Dataset rows about figures
_____

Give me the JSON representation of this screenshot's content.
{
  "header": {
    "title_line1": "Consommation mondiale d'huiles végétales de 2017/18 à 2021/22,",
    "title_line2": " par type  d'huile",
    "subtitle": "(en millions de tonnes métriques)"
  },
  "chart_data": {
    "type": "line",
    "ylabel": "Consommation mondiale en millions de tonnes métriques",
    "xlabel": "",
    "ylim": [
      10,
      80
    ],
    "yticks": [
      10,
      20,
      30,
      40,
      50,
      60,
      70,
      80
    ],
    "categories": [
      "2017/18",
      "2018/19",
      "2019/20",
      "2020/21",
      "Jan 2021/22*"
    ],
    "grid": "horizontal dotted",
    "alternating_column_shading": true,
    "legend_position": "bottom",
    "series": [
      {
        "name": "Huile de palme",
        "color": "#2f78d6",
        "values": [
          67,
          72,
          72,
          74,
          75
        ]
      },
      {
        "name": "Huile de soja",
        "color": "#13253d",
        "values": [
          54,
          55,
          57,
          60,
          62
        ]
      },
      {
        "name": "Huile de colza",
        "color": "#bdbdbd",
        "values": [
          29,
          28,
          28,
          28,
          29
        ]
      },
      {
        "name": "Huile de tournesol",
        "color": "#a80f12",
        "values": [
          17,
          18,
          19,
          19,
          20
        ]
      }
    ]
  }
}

_____

** Requirement **
Say how many lines in the records hold the string "millions", and say nothing else.

** Result **
2